Write the entries out again exactly as they stand, but without the pictures.
[Records for this task start]
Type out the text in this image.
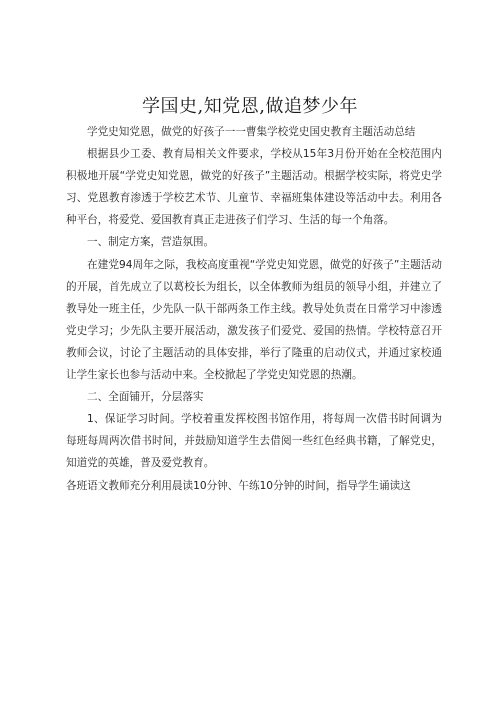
学国史,知党恩,做追梦少年

学党史知党恩，做党的好孩子一一曹集学校党史国史教育主题活动总结

根据县少工委、教育局相关文件要求，学校从15年3月份开始在全校范围内积极地开展“学党史知党恩，做党的好孩子”主题活动。根据学校实际，将党史学习、党恩教育渗透于学校艺术节、儿童节、幸福班集体建设等活动中去。利用各种平台，将爱党、爱国教育真正走进孩子们学习、生活的每一个角落。

一、制定方案，营造氛围。

在建党94周年之际，我校高度重视“学党史知党恩，做党的好孩子”主题活动的开展，首先成立了以葛校长为组长，以全体教师为组员的领导小组，并建立了教导处一班主任，少先队一队干部两条工作主线。教导处负责在日常学习中渗透党史学习；少先队主要开展活动，激发孩子们爱党、爱国的热情。学校特意召开教师会议，讨论了主题活动的具体安排，举行了隆重的启动仪式，并通过家校通让学生家长也参与活动中来。全校掀起了学党史知党恩的热潮。

二、全面铺开，分层落实

1、保证学习时间。学校着重发挥校图书馆作用，将每周一次借书时间调为每班每周两次借书时间，并鼓励知道学生去借阅一些红色经典书籍，了解党史，知道党的英雄，普及爱党教育。

各班语文教师充分利用晨读10分钟、午练10分钟的时间，指导学生诵读这
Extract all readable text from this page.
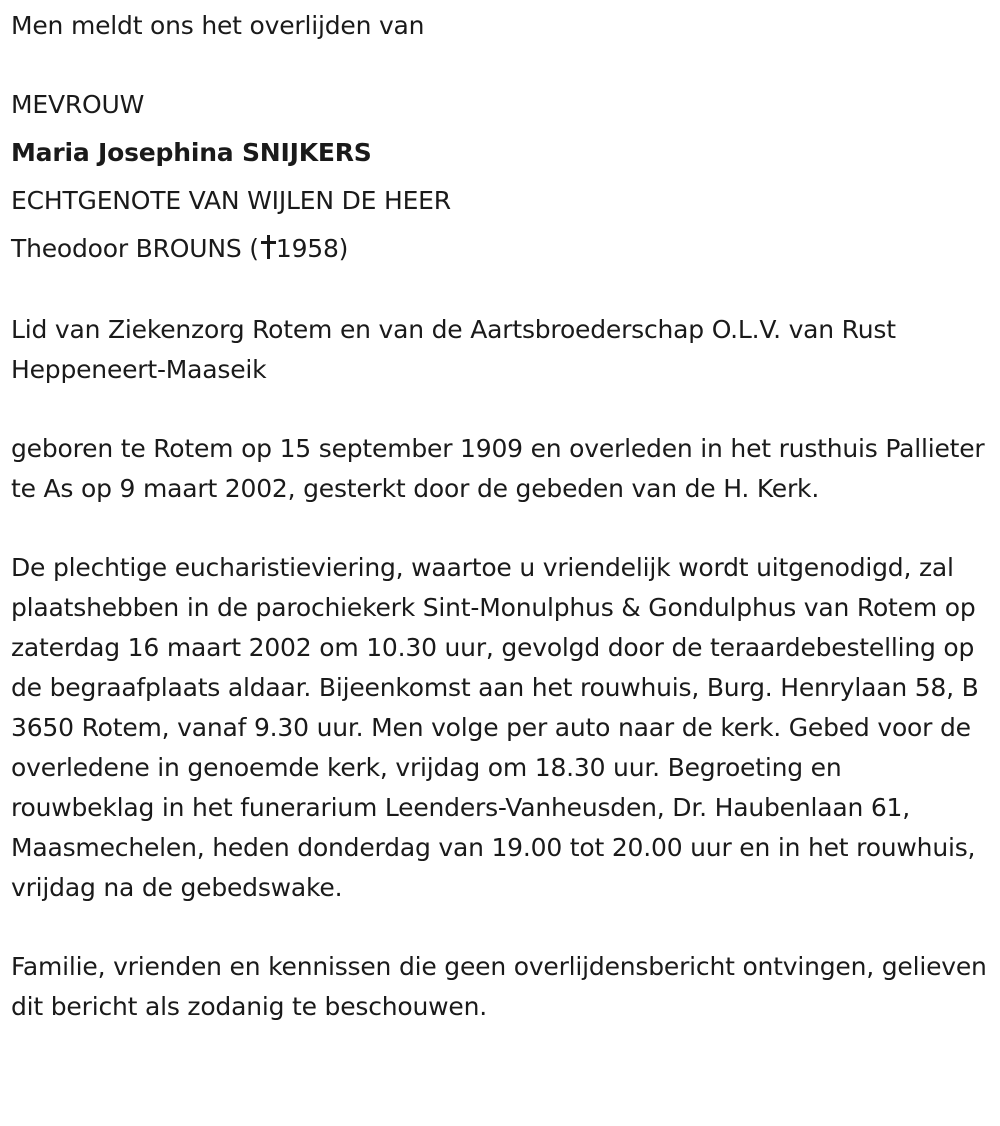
Men meldt ons het overlijden van
MEVROUW
Maria Josephina SNIJKERS
ECHTGENOTE VAN WIJLEN DE HEER
Theodoor BROUNS ( 1958)
Lid van Ziekenzorg Rotem en van de Aartsbroederschap O.L.V. van Rust Heppeneert-Maaseik
geboren te Rotem op 15 september 1909 en overleden in het rusthuis Pallieter te As op 9 maart 2002, gesterkt door de gebeden van de H. Kerk.
De plechtige eucharistieviering, waartoe u vriendelijk wordt uitgenodigd, zal plaatshebben in de parochiekerk Sint-Monulphus & Gondulphus van Rotem op zaterdag 16 maart 2002 om 10.30 uur, gevolgd door de teraardebestelling op de begraafplaats aldaar. Bijeenkomst aan het rouwhuis, Burg. Henrylaan 58, B 3650 Rotem, vanaf 9.30 uur. Men volge per auto naar de kerk. Gebed voor de overledene in genoemde kerk, vrijdag om 18.30 uur. Begroeting en rouwbeklag in het funerarium Leenders-Vanheusden, Dr. Haubenlaan 61, Maasmechelen, heden donderdag van 19.00 tot 20.00 uur en in het rouwhuis, vrijdag na de gebedswake.
Familie, vrienden en kennissen die geen overlijdensbericht ontvingen, gelieven dit bericht als zodanig te beschouwen.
[Records for this task end]
Answer to the task:
Type out the text in this image.
学国史,知党恩,做追梦少年

学党史知党恩，做党的好孩子一一曹集学校党史国史教育主题活动总结

根据县少工委、教育局相关文件要求，学校从15年3月份开始在全校范围内积极地开展“学党史知党恩，做党的好孩子”主题活动。根据学校实际，将党史学习、党恩教育渗透于学校艺术节、儿童节、幸福班集体建设等活动中去。利用各种平台，将爱党、爱国教育真正走进孩子们学习、生活的每一个角落。

一、制定方案，营造氛围。

在建党94周年之际，我校高度重视“学党史知党恩，做党的好孩子”主题活动的开展，首先成立了以葛校长为组长，以全体教师为组员的领导小组，并建立了教导处一班主任，少先队一队干部两条工作主线。教导处负责在日常学习中渗透党史学习；少先队主要开展活动，激发孩子们爱党、爱国的热情。学校特意召开教师会议，讨论了主题活动的具体安排，举行了隆重的启动仪式，并通过家校通让学生家长也参与活动中来。全校掀起了学党史知党恩的热潮。

二、全面铺开，分层落实

1、保证学习时间。学校着重发挥校图书馆作用，将每周一次借书时间调为每班每周两次借书时间，并鼓励知道学生去借阅一些红色经典书籍，了解党史，知道党的英雄，普及爱党教育。

各班语文教师充分利用晨读10分钟、午练10分钟的时间，指导学生诵读这
Extract all readable text from this page.
Men meldt ons het overlijden van
MEVROUW
Maria Josephina SNIJKERS
ECHTGENOTE VAN WIJLEN DE HEER
Theodoor BROUNS ( 1958)
Lid van Ziekenzorg Rotem en van de Aartsbroederschap O.L.V. van Rust Heppeneert-Maaseik
geboren te Rotem op 15 september 1909 en overleden in het rusthuis Pallieter te As op 9 maart 2002, gesterkt door de gebeden van de H. Kerk.
De plechtige eucharistieviering, waartoe u vriendelijk wordt uitgenodigd, zal plaatshebben in de parochiekerk Sint-Monulphus & Gondulphus van Rotem op zaterdag 16 maart 2002 om 10.30 uur, gevolgd door de teraardebestelling op de begraafplaats aldaar. Bijeenkomst aan het rouwhuis, Burg. Henrylaan 58, B 3650 Rotem, vanaf 9.30 uur. Men volge per auto naar de kerk. Gebed voor de overledene in genoemde kerk, vrijdag om 18.30 uur. Begroeting en rouwbeklag in het funerarium Leenders-Vanheusden, Dr. Haubenlaan 61, Maasmechelen, heden donderdag van 19.00 tot 20.00 uur en in het rouwhuis, vrijdag na de gebedswake.
Familie, vrienden en kennissen die geen overlijdensbericht ontvingen, gelieven dit bericht als zodanig te beschouwen.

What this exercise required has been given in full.